Task details -> Check each line of the material below for "sensors", then copy the ones that contain it.

** BEGIN Provided data **

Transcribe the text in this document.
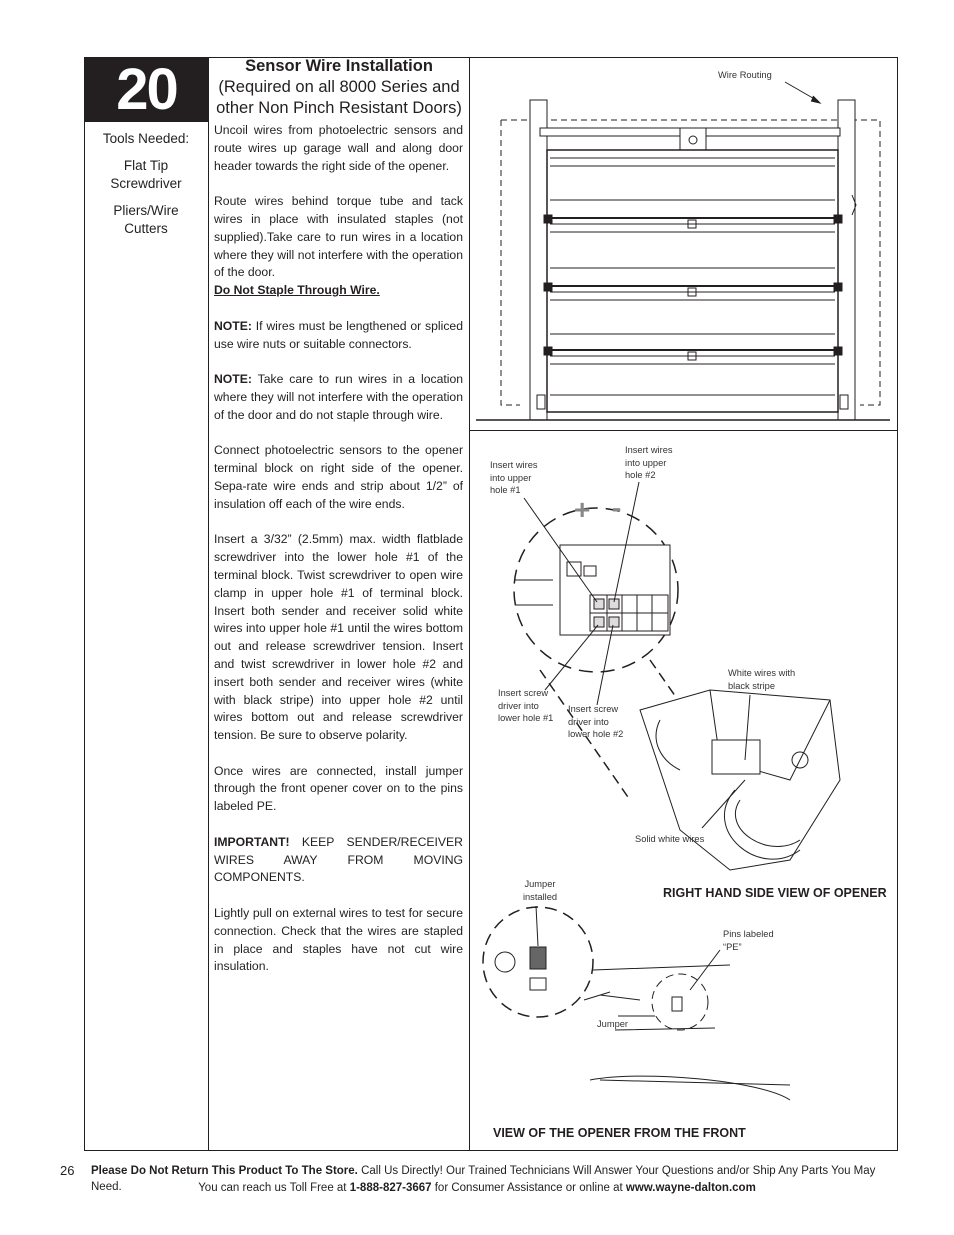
20
Tools Needed:
Flat Tip Screwdriver
Pliers/Wire Cutters
Sensor Wire Installation
(Required on all 8000 Series and other Non Pinch Resistant Doors)

Uncoil wires from photoelectric sensors and route wires up garage wall and along door header towards the right side of the opener.

Route wires behind torque tube and tack wires in place with insulated staples (not supplied).Take care to run wires in a location where they will not interfere with the operation of the door.
Do Not Staple Through Wire.

NOTE: If wires must be lengthened or spliced use wire nuts or suitable connectors.

NOTE: Take care to run wires in a location where they will not interfere with the operation of the door and do not staple through wire.

Connect photoelectric sensors to the opener terminal block on right side of the opener. Sepa-rate wire ends and strip about 1/2” of insulation off each of the wire ends.

Insert a 3/32” (2.5mm) max. width flatblade screwdriver into the lower hole #1 of the terminal block. Twist screwdriver to open wire clamp in upper hole #1 of terminal block. Insert both sender and receiver solid white wires into upper hole #1 until the wires bottom out and release screwdriver tension. Insert and twist screwdriver in lower hole #2 and insert both sender and receiver wires (white with black stripe) into upper hole #2 until wires bottom out and release screwdriver tension. Be sure to observe polarity.

Once wires are connected, install jumper through the front opener cover on to the pins labeled PE.

IMPORTANT! KEEP SENDER/RECEIVER WIRES AWAY FROM MOVING COMPONENTS.

Lightly pull on external wires to test for secure connection. Check that the wires are stapled in place and staples have not cut wire insulation.

Wire Routing
+ -
Insert wires into upper hole #1
Insert wires into upper hole #2
Insert screw driver into lower hole #1
Insert screw driver into lower hole #2
White wires with black stripe
Solid white wires
RIGHT HAND SIDE VIEW OF OPENER
Jumper installed
Pins labeled “PE”
Jumper
VIEW OF THE OPENER FROM THE FRONT
26 Please Do Not Return This Product To The Store. Call Us Directly! Our Trained Technicians Will Answer Your Questions and/or Ship Any Parts You May Need.	You can reach us Toll Free at 1-888-827-3667 for Consumer Assistance or online at www.wayne-dalton.com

** END Provided data **

Solved exercise ->
Uncoil wires from photoelectric sensors and route wires up garage wall and along door header towards the right side of the opener.
Connect photoelectric sensors to the opener terminal block on right side of the opener. Sepa-rate wire ends and strip about 1/2” of insulation off each of the wire ends.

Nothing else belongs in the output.